Search the records below for the word "this" and show every line where it occurs.

----- Task inputs -----

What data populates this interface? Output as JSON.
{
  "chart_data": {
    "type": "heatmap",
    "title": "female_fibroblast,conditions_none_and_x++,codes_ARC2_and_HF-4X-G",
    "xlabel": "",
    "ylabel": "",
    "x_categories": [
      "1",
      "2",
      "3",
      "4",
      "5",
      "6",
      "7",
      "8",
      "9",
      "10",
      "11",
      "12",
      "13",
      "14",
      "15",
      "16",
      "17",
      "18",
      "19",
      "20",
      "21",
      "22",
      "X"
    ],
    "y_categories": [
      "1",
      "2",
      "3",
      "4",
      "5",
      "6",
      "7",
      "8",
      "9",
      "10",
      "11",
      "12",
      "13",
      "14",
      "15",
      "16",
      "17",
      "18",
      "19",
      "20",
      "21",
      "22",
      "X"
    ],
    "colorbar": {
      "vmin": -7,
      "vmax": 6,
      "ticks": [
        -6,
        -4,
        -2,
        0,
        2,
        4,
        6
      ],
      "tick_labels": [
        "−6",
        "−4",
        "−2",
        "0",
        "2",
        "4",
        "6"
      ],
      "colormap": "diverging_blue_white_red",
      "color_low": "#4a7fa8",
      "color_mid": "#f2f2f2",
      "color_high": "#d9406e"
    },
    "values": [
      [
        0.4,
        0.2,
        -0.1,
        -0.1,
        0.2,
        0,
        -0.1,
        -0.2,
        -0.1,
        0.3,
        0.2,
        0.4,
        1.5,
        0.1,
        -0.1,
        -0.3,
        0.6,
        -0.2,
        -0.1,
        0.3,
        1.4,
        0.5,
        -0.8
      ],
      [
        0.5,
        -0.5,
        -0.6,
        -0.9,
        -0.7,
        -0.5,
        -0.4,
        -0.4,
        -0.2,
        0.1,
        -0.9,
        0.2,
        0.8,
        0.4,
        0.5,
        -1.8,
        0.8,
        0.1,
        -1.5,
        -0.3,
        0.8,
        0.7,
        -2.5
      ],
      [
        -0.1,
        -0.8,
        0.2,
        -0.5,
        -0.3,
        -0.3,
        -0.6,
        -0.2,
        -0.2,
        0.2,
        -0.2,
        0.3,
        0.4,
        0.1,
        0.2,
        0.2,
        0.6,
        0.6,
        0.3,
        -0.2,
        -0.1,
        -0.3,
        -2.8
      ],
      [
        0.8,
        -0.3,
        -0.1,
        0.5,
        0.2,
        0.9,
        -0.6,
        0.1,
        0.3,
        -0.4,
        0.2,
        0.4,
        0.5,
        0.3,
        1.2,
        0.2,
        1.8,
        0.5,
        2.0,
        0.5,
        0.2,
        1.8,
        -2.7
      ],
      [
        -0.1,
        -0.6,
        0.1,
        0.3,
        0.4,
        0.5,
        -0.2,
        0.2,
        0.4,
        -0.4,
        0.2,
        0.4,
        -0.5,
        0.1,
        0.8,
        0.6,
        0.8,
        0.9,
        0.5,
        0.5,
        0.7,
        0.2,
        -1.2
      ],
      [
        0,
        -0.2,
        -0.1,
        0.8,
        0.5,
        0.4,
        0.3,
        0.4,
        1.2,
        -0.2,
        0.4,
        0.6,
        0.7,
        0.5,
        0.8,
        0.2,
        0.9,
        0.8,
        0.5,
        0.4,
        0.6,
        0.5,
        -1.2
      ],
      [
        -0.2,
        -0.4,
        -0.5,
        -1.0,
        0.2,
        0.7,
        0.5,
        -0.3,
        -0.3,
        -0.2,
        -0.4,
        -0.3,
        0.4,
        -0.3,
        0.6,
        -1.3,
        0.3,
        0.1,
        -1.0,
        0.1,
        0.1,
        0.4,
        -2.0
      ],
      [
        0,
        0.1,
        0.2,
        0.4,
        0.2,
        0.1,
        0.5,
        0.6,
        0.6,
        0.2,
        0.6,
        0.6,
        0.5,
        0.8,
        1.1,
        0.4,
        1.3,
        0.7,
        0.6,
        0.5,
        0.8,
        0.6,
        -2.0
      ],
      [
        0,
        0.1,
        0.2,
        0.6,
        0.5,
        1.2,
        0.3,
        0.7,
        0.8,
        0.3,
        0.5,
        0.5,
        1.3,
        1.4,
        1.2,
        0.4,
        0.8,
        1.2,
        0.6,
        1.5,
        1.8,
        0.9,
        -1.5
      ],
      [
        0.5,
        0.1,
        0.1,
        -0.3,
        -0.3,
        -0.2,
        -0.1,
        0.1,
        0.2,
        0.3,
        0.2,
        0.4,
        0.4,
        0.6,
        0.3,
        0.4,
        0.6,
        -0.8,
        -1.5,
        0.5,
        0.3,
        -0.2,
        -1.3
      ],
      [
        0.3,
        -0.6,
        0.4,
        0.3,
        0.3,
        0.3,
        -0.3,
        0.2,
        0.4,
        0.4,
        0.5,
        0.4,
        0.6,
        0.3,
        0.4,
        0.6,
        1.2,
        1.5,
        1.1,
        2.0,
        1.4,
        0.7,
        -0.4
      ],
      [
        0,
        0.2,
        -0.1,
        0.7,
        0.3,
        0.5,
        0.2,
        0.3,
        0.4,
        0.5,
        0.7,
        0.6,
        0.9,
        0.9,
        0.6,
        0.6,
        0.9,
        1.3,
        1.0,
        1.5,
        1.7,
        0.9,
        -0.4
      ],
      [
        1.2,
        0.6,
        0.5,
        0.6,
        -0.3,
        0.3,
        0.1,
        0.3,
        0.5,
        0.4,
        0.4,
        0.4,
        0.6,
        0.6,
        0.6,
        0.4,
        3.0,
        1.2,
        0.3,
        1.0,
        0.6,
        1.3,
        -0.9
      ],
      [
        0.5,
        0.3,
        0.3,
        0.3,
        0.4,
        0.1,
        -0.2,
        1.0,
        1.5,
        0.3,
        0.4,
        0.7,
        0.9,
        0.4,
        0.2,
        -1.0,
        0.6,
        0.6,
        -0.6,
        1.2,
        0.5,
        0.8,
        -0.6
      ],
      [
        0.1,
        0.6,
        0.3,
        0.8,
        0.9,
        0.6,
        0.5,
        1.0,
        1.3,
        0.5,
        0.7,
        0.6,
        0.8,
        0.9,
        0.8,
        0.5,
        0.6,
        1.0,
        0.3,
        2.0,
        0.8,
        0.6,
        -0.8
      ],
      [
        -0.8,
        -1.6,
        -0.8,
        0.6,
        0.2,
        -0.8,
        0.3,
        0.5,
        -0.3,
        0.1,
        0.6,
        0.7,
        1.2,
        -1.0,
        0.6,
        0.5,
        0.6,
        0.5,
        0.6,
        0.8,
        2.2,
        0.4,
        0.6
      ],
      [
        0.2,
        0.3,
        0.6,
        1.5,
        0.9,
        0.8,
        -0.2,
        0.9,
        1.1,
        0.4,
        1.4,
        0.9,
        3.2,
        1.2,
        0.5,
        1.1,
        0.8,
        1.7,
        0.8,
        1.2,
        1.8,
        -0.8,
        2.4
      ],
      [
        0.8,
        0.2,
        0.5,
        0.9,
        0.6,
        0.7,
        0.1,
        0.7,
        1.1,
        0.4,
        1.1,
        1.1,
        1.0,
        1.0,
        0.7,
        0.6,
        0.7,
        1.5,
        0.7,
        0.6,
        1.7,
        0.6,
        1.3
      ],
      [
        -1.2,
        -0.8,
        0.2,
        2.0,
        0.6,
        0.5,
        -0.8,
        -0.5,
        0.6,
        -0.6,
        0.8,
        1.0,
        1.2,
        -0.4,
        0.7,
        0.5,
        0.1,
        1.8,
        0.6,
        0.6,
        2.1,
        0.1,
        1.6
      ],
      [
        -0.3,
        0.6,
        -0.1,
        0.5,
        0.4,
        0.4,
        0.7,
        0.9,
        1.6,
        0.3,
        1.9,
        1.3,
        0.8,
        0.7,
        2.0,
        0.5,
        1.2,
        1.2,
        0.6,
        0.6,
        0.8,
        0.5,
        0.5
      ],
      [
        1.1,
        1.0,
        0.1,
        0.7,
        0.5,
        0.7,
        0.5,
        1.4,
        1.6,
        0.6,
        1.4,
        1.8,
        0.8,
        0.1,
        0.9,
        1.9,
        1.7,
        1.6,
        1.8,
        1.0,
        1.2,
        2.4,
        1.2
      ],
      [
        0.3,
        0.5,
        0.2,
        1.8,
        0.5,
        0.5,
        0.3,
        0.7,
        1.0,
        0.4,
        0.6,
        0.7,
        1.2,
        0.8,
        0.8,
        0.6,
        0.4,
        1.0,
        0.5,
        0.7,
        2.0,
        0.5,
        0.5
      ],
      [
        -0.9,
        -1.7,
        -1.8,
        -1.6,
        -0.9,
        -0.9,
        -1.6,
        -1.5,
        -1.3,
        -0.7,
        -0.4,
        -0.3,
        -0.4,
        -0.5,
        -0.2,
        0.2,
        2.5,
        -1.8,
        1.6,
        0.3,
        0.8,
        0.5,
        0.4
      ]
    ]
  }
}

-----
----- Task inputs -----

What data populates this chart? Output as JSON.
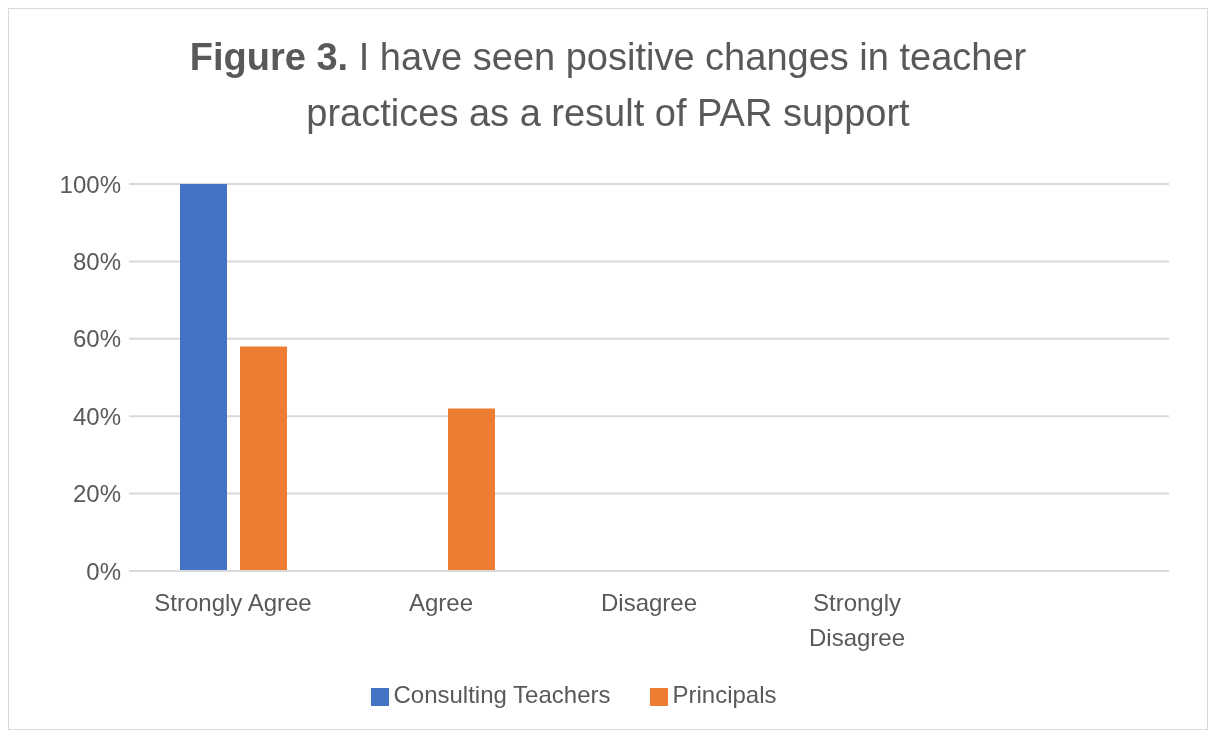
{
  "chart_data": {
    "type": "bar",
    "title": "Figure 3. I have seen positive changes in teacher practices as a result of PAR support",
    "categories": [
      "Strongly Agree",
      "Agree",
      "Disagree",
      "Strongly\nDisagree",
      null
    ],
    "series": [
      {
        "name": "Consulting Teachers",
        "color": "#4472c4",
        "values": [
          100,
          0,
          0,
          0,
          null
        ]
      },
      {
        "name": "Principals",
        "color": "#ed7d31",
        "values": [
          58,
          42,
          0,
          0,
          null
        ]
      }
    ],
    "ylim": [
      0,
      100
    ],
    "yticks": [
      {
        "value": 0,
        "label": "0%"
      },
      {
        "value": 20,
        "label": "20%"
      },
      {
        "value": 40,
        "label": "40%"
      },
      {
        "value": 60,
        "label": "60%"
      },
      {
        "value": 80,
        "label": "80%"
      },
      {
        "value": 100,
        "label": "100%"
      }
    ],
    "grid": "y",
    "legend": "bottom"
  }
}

-----

• Answer for the task:
What data populates this interface? Output as JSON.
What data populates this chart? Output as JSON.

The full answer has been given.